Directive:
Copy out every line of the material below word for word, without changing anything.

Listed records:
******
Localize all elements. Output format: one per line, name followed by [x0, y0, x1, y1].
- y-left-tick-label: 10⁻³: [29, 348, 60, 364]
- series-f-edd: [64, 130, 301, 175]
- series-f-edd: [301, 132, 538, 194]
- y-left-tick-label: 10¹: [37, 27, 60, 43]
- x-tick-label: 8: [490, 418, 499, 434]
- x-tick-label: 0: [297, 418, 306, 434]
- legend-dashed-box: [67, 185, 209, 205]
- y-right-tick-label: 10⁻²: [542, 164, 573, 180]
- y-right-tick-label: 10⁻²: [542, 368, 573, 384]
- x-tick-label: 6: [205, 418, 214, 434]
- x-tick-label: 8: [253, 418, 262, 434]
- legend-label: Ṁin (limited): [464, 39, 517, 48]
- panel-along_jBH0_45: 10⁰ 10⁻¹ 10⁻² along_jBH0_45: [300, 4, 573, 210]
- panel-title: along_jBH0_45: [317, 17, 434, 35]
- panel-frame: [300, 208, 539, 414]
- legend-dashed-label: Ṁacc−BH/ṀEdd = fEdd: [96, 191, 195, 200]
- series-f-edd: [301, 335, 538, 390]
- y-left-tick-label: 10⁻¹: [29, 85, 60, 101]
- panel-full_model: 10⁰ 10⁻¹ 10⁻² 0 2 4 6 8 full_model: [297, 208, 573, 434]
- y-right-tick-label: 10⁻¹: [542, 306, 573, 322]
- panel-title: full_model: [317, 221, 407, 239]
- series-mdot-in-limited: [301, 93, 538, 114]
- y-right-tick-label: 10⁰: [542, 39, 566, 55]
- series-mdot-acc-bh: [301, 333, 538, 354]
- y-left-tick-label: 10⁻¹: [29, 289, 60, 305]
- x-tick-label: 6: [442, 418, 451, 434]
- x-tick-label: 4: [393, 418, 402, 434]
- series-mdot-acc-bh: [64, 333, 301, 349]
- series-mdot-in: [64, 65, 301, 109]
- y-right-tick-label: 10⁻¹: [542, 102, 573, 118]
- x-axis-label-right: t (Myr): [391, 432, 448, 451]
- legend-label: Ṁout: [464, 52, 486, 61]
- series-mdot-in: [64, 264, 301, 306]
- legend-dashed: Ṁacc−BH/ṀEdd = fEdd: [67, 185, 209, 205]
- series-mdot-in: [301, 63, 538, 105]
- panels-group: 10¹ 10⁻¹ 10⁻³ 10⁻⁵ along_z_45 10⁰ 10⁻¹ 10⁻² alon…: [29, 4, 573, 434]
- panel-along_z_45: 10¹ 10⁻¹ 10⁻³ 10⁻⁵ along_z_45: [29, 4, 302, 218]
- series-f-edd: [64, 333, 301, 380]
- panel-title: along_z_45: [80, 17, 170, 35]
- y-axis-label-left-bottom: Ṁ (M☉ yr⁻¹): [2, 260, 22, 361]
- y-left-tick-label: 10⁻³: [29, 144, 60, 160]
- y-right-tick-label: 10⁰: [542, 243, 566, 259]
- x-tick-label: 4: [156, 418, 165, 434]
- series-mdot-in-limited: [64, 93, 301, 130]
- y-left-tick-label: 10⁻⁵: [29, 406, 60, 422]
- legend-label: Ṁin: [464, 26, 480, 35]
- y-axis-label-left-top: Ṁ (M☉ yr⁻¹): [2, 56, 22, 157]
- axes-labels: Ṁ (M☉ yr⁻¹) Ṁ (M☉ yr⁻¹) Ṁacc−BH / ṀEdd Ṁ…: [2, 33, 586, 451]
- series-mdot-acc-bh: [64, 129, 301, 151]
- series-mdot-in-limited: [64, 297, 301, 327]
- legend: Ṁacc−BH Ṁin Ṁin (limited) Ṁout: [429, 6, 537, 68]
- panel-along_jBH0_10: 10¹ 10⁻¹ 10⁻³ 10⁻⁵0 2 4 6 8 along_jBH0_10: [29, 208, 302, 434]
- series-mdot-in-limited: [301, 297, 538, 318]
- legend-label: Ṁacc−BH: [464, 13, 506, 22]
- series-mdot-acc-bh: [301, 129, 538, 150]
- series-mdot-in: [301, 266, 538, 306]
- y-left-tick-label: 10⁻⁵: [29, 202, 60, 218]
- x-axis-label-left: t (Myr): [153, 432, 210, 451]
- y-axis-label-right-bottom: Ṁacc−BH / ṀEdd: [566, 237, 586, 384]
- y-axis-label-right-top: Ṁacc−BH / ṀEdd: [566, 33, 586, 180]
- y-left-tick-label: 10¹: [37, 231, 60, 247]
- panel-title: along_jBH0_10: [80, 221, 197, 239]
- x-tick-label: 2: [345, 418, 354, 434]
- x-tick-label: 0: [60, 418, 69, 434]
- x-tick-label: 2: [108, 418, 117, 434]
******
Answer:
Localize all elements. Output format: one per line, name followed by [x0, y0, x1, y1].
- y-left-tick-label: 10⁻³: [29, 348, 60, 364]
- series-f-edd: [64, 130, 301, 175]
- series-f-edd: [301, 132, 538, 194]
- y-left-tick-label: 10¹: [37, 27, 60, 43]
- x-tick-label: 8: [490, 418, 499, 434]
- x-tick-label: 0: [297, 418, 306, 434]
- legend-dashed-box: [67, 185, 209, 205]
- y-right-tick-label: 10⁻²: [542, 164, 573, 180]
- y-right-tick-label: 10⁻²: [542, 368, 573, 384]
- x-tick-label: 6: [205, 418, 214, 434]
- x-tick-label: 8: [253, 418, 262, 434]
- legend-label: Ṁin (limited): [464, 39, 517, 48]
- panel-along_jBH0_45: 10⁰ 10⁻¹ 10⁻² along_jBH0_45: [300, 4, 573, 210]
- panel-title: along_jBH0_45: [317, 17, 434, 35]
- panel-frame: [300, 208, 539, 414]
- legend-dashed-label: Ṁacc−BH/ṀEdd = fEdd: [96, 191, 195, 200]
- series-f-edd: [301, 335, 538, 390]
- y-left-tick-label: 10⁻¹: [29, 85, 60, 101]
- panel-full_model: 10⁰ 10⁻¹ 10⁻² 0 2 4 6 8 full_model: [297, 208, 573, 434]
- y-right-tick-label: 10⁻¹: [542, 306, 573, 322]
- panel-title: full_model: [317, 221, 407, 239]
- series-mdot-in-limited: [301, 93, 538, 114]
- y-right-tick-label: 10⁰: [542, 39, 566, 55]
- series-mdot-acc-bh: [301, 333, 538, 354]
- y-left-tick-label: 10⁻¹: [29, 289, 60, 305]
- x-tick-label: 6: [442, 418, 451, 434]
- x-tick-label: 4: [393, 418, 402, 434]
- series-mdot-acc-bh: [64, 333, 301, 349]
- series-mdot-in: [64, 65, 301, 109]
- y-right-tick-label: 10⁻¹: [542, 102, 573, 118]
- x-axis-label-right: t (Myr): [391, 432, 448, 451]
- legend-label: Ṁout: [464, 52, 486, 61]
- series-mdot-in: [64, 264, 301, 306]
- legend-dashed: Ṁacc−BH/ṀEdd = fEdd: [67, 185, 209, 205]
- series-mdot-in: [301, 63, 538, 105]
- panels-group: 10¹ 10⁻¹ 10⁻³ 10⁻⁵ along_z_45 10⁰ 10⁻¹ 10⁻² alon…: [29, 4, 573, 434]
- panel-along_z_45: 10¹ 10⁻¹ 10⁻³ 10⁻⁵ along_z_45: [29, 4, 302, 218]
- series-f-edd: [64, 333, 301, 380]
- panel-title: along_z_45: [80, 17, 170, 35]
- y-axis-label-left-bottom: Ṁ (M☉ yr⁻¹): [2, 260, 22, 361]
- y-left-tick-label: 10⁻³: [29, 144, 60, 160]
- y-right-tick-label: 10⁰: [542, 243, 566, 259]
- x-tick-label: 4: [156, 418, 165, 434]
- series-mdot-in-limited: [64, 93, 301, 130]
- y-left-tick-label: 10⁻⁵: [29, 406, 60, 422]
- legend-label: Ṁin: [464, 26, 480, 35]
- y-axis-label-left-top: Ṁ (M☉ yr⁻¹): [2, 56, 22, 157]
- axes-labels: Ṁ (M☉ yr⁻¹) Ṁ (M☉ yr⁻¹) Ṁacc−BH / ṀEdd Ṁ…: [2, 33, 586, 451]
- series-mdot-acc-bh: [64, 129, 301, 151]
- series-mdot-in-limited: [64, 297, 301, 327]
- legend: Ṁacc−BH Ṁin Ṁin (limited) Ṁout: [429, 6, 537, 68]
- panel-along_jBH0_10: 10¹ 10⁻¹ 10⁻³ 10⁻⁵0 2 4 6 8 along_jBH0_10: [29, 208, 302, 434]
- series-mdot-in-limited: [301, 297, 538, 318]
- legend-label: Ṁacc−BH: [464, 13, 506, 22]
- series-mdot-acc-bh: [301, 129, 538, 150]
- series-mdot-in: [301, 266, 538, 306]
- y-left-tick-label: 10⁻⁵: [29, 202, 60, 218]
- x-axis-label-left: t (Myr): [153, 432, 210, 451]
- y-axis-label-right-bottom: Ṁacc−BH / ṀEdd: [566, 237, 586, 384]
- y-axis-label-right-top: Ṁacc−BH / ṀEdd: [566, 33, 586, 180]
- y-left-tick-label: 10¹: [37, 231, 60, 247]
- panel-title: along_jBH0_10: [80, 221, 197, 239]
- x-tick-label: 2: [345, 418, 354, 434]
- x-tick-label: 0: [60, 418, 69, 434]
- x-tick-label: 2: [108, 418, 117, 434]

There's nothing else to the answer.